[START OF THE RECORDS]
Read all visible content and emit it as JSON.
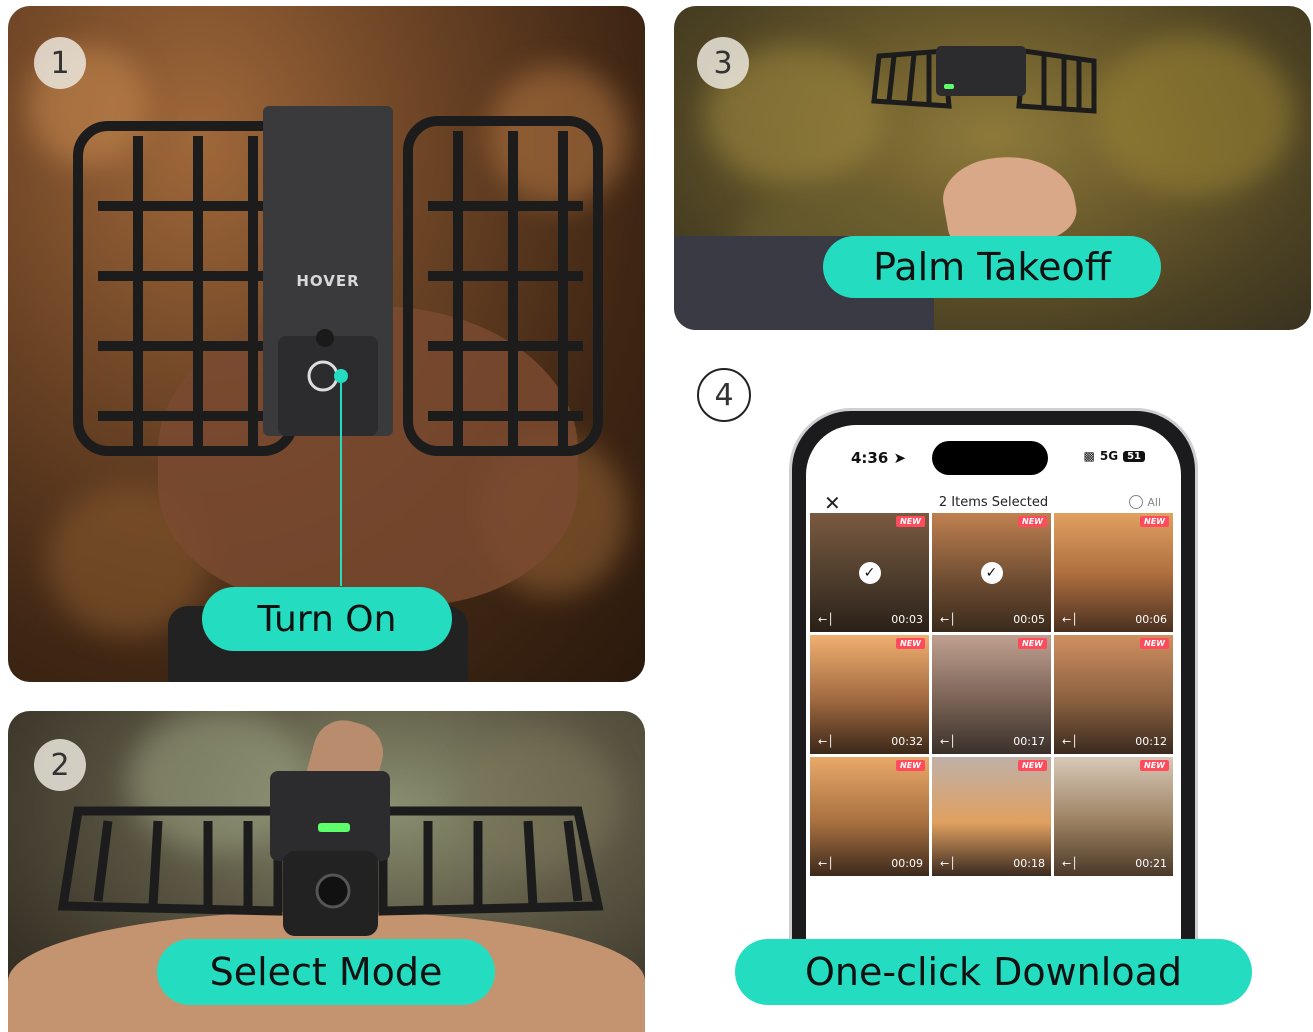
{
  "steps": [
    {
      "number": "1",
      "label": "Turn On"
    },
    {
      "number": "2",
      "label": "Select Mode"
    },
    {
      "number": "3",
      "label": "Palm Takeoff"
    },
    {
      "number": "4",
      "label": "One-click Download"
    }
  ],
  "drone": {
    "brand": "HOVER"
  },
  "phone": {
    "status": {
      "time": "4:36",
      "network": "5G",
      "battery": "51"
    },
    "title": "2 Items Selected",
    "select_all_label": "All",
    "new_label": "NEW",
    "thumbnails": [
      {
        "duration": "00:03",
        "selected": true
      },
      {
        "duration": "00:05",
        "selected": true
      },
      {
        "duration": "00:06",
        "selected": false
      },
      {
        "duration": "00:32",
        "selected": false
      },
      {
        "duration": "00:17",
        "selected": false
      },
      {
        "duration": "00:12",
        "selected": false
      },
      {
        "duration": "00:09",
        "selected": false
      },
      {
        "duration": "00:18",
        "selected": false
      },
      {
        "duration": "00:21",
        "selected": false
      }
    ]
  },
  "colors": {
    "accent": "#24ddc0",
    "new_badge": "#ff4b5c"
  },
  "icons": [
    "close-icon",
    "location-arrow-icon",
    "signal-icon",
    "battery-icon",
    "check-icon",
    "radio-icon"
  ]
}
[END OF THE RECORDS]
**SET PROBLEM**
Leave out the pictures and output the rest of the material exactly as written.

**ANSWER FOR THIS EXERCISE**
Read all visible content and emit it as JSON.
{
  "steps": [
    {
      "number": "1",
      "label": "Turn On"
    },
    {
      "number": "2",
      "label": "Select Mode"
    },
    {
      "number": "3",
      "label": "Palm Takeoff"
    },
    {
      "number": "4",
      "label": "One-click Download"
    }
  ],
  "drone": {
    "brand": "HOVER"
  },
  "phone": {
    "status": {
      "time": "4:36",
      "network": "5G",
      "battery": "51"
    },
    "title": "2 Items Selected",
    "select_all_label": "All",
    "new_label": "NEW",
    "thumbnails": [
      {
        "duration": "00:03",
        "selected": true
      },
      {
        "duration": "00:05",
        "selected": true
      },
      {
        "duration": "00:06",
        "selected": false
      },
      {
        "duration": "00:32",
        "selected": false
      },
      {
        "duration": "00:17",
        "selected": false
      },
      {
        "duration": "00:12",
        "selected": false
      },
      {
        "duration": "00:09",
        "selected": false
      },
      {
        "duration": "00:18",
        "selected": false
      },
      {
        "duration": "00:21",
        "selected": false
      }
    ]
  },
  "colors": {
    "accent": "#24ddc0",
    "new_badge": "#ff4b5c"
  },
  "icons": [
    "close-icon",
    "location-arrow-icon",
    "signal-icon",
    "battery-icon",
    "check-icon",
    "radio-icon"
  ]
}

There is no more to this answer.